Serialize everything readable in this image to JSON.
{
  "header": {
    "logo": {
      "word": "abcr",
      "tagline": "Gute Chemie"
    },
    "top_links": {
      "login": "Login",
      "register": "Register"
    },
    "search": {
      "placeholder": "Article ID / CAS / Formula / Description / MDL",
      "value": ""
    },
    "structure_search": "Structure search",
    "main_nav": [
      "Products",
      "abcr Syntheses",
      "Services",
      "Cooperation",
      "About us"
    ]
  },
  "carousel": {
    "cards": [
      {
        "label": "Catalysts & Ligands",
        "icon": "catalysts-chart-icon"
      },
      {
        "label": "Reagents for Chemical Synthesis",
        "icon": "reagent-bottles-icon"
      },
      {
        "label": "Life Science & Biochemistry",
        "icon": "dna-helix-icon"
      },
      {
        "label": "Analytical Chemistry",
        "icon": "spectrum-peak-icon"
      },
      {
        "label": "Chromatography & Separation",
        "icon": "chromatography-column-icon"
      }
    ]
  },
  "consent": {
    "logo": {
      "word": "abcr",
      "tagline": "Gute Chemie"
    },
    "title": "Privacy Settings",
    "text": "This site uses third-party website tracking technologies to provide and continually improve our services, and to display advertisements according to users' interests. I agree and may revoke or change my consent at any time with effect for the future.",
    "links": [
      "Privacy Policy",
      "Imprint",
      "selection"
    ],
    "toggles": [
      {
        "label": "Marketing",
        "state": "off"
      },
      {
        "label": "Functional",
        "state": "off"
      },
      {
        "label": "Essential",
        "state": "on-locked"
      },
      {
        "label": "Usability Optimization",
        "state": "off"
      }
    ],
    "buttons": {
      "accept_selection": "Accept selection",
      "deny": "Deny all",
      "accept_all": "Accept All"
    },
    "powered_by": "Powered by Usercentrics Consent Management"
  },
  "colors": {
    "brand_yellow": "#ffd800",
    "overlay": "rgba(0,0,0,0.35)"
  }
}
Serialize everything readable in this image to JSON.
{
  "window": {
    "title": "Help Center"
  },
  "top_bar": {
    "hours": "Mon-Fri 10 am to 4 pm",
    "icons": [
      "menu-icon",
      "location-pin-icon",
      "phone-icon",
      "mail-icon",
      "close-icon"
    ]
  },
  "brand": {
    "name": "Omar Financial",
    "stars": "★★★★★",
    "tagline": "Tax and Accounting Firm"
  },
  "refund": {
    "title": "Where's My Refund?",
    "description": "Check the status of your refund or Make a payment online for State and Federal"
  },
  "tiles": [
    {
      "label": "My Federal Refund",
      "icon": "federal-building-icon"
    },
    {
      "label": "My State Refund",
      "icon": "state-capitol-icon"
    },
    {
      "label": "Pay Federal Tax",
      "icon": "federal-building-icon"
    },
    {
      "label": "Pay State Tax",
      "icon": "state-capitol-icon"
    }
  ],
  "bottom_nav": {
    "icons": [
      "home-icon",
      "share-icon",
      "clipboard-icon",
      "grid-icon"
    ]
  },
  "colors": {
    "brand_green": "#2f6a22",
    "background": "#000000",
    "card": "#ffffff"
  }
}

* [CHALLENGE]: Pull out all lines of the data with the string "selection".

* [OUTPUT OF THE EXERCISE]:
      "selection"
      "accept_selection": "Accept selection",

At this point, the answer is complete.